* [SHORT EXERCISE]:
The records below must be duplicated exactly, character for character.

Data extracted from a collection
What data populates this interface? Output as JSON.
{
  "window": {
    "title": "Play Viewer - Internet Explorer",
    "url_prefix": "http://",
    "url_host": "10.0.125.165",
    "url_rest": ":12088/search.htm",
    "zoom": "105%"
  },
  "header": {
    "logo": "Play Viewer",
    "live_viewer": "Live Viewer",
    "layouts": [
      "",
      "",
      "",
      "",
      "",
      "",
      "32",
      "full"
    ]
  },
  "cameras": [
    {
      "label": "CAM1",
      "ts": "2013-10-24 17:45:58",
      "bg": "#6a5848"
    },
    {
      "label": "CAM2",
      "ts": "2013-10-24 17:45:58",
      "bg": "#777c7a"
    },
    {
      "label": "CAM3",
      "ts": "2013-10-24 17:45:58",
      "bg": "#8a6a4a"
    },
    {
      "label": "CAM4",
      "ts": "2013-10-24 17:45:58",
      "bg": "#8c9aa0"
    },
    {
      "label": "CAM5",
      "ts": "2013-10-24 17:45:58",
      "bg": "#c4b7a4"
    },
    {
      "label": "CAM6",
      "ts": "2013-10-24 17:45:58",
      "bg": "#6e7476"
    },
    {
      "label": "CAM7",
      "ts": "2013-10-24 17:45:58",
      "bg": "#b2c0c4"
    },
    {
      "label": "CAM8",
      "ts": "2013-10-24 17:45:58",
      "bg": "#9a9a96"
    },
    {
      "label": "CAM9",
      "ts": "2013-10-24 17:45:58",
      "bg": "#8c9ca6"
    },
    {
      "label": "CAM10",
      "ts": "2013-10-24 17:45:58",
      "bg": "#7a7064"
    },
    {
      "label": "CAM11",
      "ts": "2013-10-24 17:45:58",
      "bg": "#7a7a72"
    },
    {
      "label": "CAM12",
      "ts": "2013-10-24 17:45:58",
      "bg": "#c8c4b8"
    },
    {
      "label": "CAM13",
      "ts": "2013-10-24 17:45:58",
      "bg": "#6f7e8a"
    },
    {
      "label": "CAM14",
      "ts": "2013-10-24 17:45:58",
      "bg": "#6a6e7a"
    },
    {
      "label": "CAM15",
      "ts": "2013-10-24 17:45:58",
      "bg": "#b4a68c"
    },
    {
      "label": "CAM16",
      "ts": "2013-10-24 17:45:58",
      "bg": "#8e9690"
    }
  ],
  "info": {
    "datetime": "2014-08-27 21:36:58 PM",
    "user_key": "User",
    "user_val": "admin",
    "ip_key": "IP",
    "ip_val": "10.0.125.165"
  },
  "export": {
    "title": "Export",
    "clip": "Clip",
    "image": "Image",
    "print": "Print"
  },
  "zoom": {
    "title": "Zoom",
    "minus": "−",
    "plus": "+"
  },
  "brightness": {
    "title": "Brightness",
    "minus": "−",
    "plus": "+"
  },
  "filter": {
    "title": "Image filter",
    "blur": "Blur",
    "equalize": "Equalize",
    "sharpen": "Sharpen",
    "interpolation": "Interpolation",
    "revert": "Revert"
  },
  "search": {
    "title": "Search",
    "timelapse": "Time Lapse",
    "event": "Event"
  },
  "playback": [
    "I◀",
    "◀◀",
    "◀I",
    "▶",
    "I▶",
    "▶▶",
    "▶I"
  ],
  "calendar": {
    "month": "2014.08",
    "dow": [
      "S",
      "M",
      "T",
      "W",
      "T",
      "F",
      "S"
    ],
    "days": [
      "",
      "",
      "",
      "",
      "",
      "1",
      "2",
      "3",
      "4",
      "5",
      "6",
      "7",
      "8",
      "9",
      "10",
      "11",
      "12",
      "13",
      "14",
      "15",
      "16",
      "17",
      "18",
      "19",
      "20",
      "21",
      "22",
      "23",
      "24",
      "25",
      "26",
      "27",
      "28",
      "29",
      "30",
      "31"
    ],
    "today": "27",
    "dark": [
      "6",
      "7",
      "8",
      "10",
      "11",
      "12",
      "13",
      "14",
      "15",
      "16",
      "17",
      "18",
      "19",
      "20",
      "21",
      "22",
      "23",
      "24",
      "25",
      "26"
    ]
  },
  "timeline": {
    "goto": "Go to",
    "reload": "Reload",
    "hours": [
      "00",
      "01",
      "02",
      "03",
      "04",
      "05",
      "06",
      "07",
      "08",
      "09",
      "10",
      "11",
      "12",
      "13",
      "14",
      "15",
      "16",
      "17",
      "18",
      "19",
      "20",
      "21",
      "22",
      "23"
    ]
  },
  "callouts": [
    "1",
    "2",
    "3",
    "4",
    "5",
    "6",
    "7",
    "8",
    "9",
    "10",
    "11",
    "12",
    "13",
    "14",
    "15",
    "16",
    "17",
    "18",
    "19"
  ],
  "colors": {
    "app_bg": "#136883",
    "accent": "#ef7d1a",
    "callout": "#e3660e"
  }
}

* [SOLVED PROBLEM]:
What data populates this interface? Output as JSON.
{
  "window": {
    "title": "Play Viewer - Internet Explorer",
    "url_prefix": "http://",
    "url_host": "10.0.125.165",
    "url_rest": ":12088/search.htm",
    "zoom": "105%"
  },
  "header": {
    "logo": "Play Viewer",
    "live_viewer": "Live Viewer",
    "layouts": [
      "",
      "",
      "",
      "",
      "",
      "",
      "32",
      "full"
    ]
  },
  "cameras": [
    {
      "label": "CAM1",
      "ts": "2013-10-24 17:45:58",
      "bg": "#6a5848"
    },
    {
      "label": "CAM2",
      "ts": "2013-10-24 17:45:58",
      "bg": "#777c7a"
    },
    {
      "label": "CAM3",
      "ts": "2013-10-24 17:45:58",
      "bg": "#8a6a4a"
    },
    {
      "label": "CAM4",
      "ts": "2013-10-24 17:45:58",
      "bg": "#8c9aa0"
    },
    {
      "label": "CAM5",
      "ts": "2013-10-24 17:45:58",
      "bg": "#c4b7a4"
    },
    {
      "label": "CAM6",
      "ts": "2013-10-24 17:45:58",
      "bg": "#6e7476"
    },
    {
      "label": "CAM7",
      "ts": "2013-10-24 17:45:58",
      "bg": "#b2c0c4"
    },
    {
      "label": "CAM8",
      "ts": "2013-10-24 17:45:58",
      "bg": "#9a9a96"
    },
    {
      "label": "CAM9",
      "ts": "2013-10-24 17:45:58",
      "bg": "#8c9ca6"
    },
    {
      "label": "CAM10",
      "ts": "2013-10-24 17:45:58",
      "bg": "#7a7064"
    },
    {
      "label": "CAM11",
      "ts": "2013-10-24 17:45:58",
      "bg": "#7a7a72"
    },
    {
      "label": "CAM12",
      "ts": "2013-10-24 17:45:58",
      "bg": "#c8c4b8"
    },
    {
      "label": "CAM13",
      "ts": "2013-10-24 17:45:58",
      "bg": "#6f7e8a"
    },
    {
      "label": "CAM14",
      "ts": "2013-10-24 17:45:58",
      "bg": "#6a6e7a"
    },
    {
      "label": "CAM15",
      "ts": "2013-10-24 17:45:58",
      "bg": "#b4a68c"
    },
    {
      "label": "CAM16",
      "ts": "2013-10-24 17:45:58",
      "bg": "#8e9690"
    }
  ],
  "info": {
    "datetime": "2014-08-27 21:36:58 PM",
    "user_key": "User",
    "user_val": "admin",
    "ip_key": "IP",
    "ip_val": "10.0.125.165"
  },
  "export": {
    "title": "Export",
    "clip": "Clip",
    "image": "Image",
    "print": "Print"
  },
  "zoom": {
    "title": "Zoom",
    "minus": "−",
    "plus": "+"
  },
  "brightness": {
    "title": "Brightness",
    "minus": "−",
    "plus": "+"
  },
  "filter": {
    "title": "Image filter",
    "blur": "Blur",
    "equalize": "Equalize",
    "sharpen": "Sharpen",
    "interpolation": "Interpolation",
    "revert": "Revert"
  },
  "search": {
    "title": "Search",
    "timelapse": "Time Lapse",
    "event": "Event"
  },
  "playback": [
    "I◀",
    "◀◀",
    "◀I",
    "▶",
    "I▶",
    "▶▶",
    "▶I"
  ],
  "calendar": {
    "month": "2014.08",
    "dow": [
      "S",
      "M",
      "T",
      "W",
      "T",
      "F",
      "S"
    ],
    "days": [
      "",
      "",
      "",
      "",
      "",
      "1",
      "2",
      "3",
      "4",
      "5",
      "6",
      "7",
      "8",
      "9",
      "10",
      "11",
      "12",
      "13",
      "14",
      "15",
      "16",
      "17",
      "18",
      "19",
      "20",
      "21",
      "22",
      "23",
      "24",
      "25",
      "26",
      "27",
      "28",
      "29",
      "30",
      "31"
    ],
    "today": "27",
    "dark": [
      "6",
      "7",
      "8",
      "10",
      "11",
      "12",
      "13",
      "14",
      "15",
      "16",
      "17",
      "18",
      "19",
      "20",
      "21",
      "22",
      "23",
      "24",
      "25",
      "26"
    ]
  },
  "timeline": {
    "goto": "Go to",
    "reload": "Reload",
    "hours": [
      "00",
      "01",
      "02",
      "03",
      "04",
      "05",
      "06",
      "07",
      "08",
      "09",
      "10",
      "11",
      "12",
      "13",
      "14",
      "15",
      "16",
      "17",
      "18",
      "19",
      "20",
      "21",
      "22",
      "23"
    ]
  },
  "callouts": [
    "1",
    "2",
    "3",
    "4",
    "5",
    "6",
    "7",
    "8",
    "9",
    "10",
    "11",
    "12",
    "13",
    "14",
    "15",
    "16",
    "17",
    "18",
    "19"
  ],
  "colors": {
    "app_bg": "#136883",
    "accent": "#ef7d1a",
    "callout": "#e3660e"
  }
}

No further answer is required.